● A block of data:
=====

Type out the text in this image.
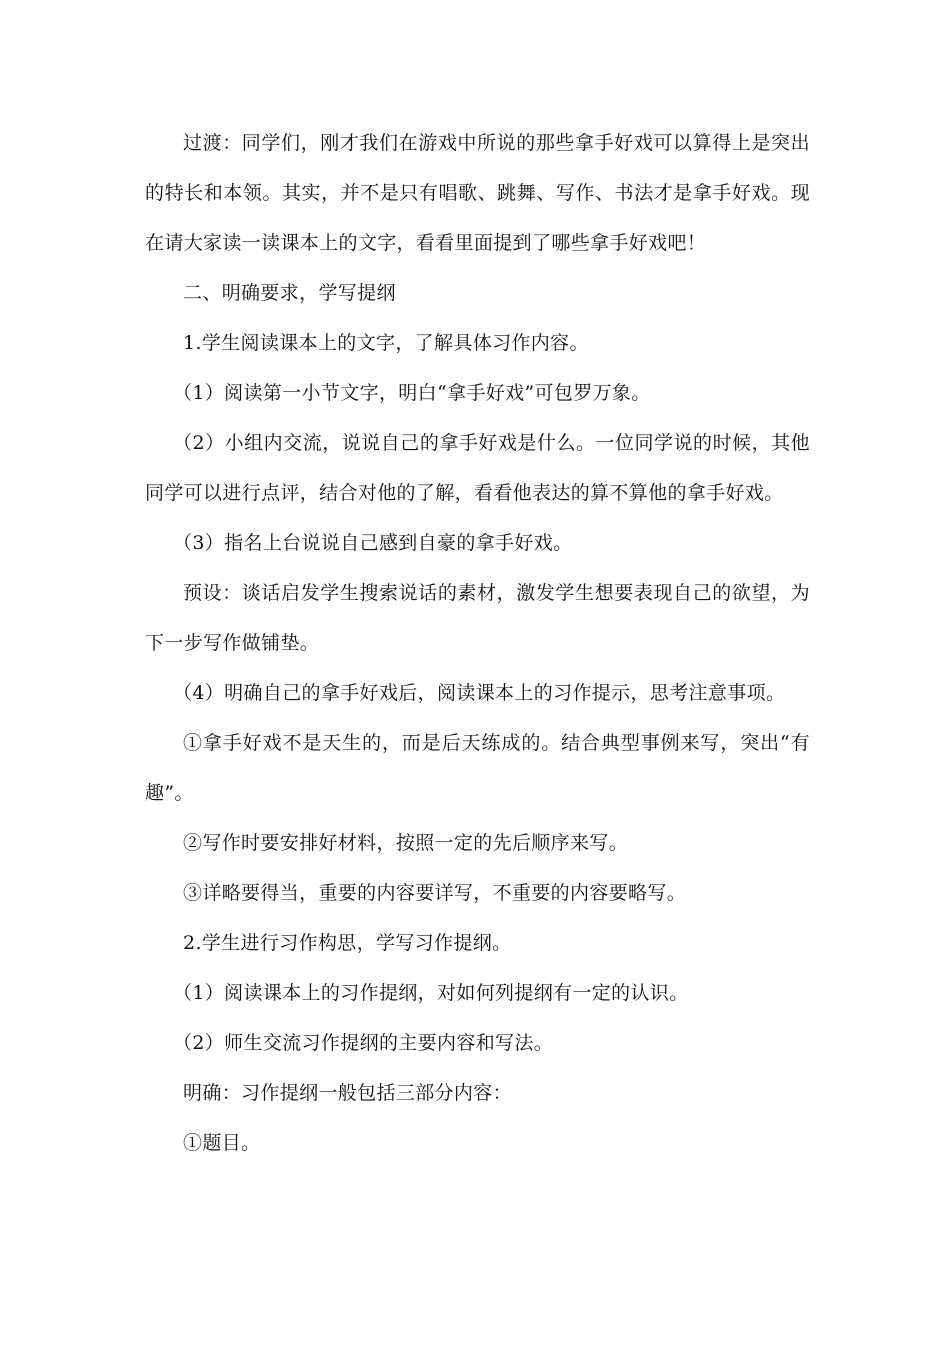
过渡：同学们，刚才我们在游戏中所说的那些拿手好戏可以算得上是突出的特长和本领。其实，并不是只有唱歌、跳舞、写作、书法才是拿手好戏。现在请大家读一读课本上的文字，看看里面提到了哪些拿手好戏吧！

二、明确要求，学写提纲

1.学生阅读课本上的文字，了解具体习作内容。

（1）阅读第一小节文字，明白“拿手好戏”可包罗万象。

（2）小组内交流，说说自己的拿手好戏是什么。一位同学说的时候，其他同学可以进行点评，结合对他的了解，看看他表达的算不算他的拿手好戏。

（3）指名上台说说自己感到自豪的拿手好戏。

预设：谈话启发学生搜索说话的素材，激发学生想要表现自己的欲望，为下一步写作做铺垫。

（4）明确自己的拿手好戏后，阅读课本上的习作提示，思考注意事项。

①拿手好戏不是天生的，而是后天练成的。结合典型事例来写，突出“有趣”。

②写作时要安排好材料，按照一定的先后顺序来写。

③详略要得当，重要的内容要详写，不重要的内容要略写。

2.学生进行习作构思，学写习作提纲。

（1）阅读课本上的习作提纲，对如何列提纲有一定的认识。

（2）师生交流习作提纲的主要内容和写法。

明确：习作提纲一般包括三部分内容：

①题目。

=====

● WHAT NEEDS TO BE DONE:
Transcribe every record above exactly, leaving out the pictures.

● THE REPLY:
Type out the text in this image.
过渡：同学们，刚才我们在游戏中所说的那些拿手好戏可以算得上是突出的特长和本领。其实，并不是只有唱歌、跳舞、写作、书法才是拿手好戏。现在请大家读一读课本上的文字，看看里面提到了哪些拿手好戏吧！

二、明确要求，学写提纲

1.学生阅读课本上的文字，了解具体习作内容。

（1）阅读第一小节文字，明白“拿手好戏”可包罗万象。

（2）小组内交流，说说自己的拿手好戏是什么。一位同学说的时候，其他同学可以进行点评，结合对他的了解，看看他表达的算不算他的拿手好戏。

（3）指名上台说说自己感到自豪的拿手好戏。

预设：谈话启发学生搜索说话的素材，激发学生想要表现自己的欲望，为下一步写作做铺垫。

（4）明确自己的拿手好戏后，阅读课本上的习作提示，思考注意事项。

①拿手好戏不是天生的，而是后天练成的。结合典型事例来写，突出“有趣”。

②写作时要安排好材料，按照一定的先后顺序来写。

③详略要得当，重要的内容要详写，不重要的内容要略写。

2.学生进行习作构思，学写习作提纲。

（1）阅读课本上的习作提纲，对如何列提纲有一定的认识。

（2）师生交流习作提纲的主要内容和写法。

明确：习作提纲一般包括三部分内容：

①题目。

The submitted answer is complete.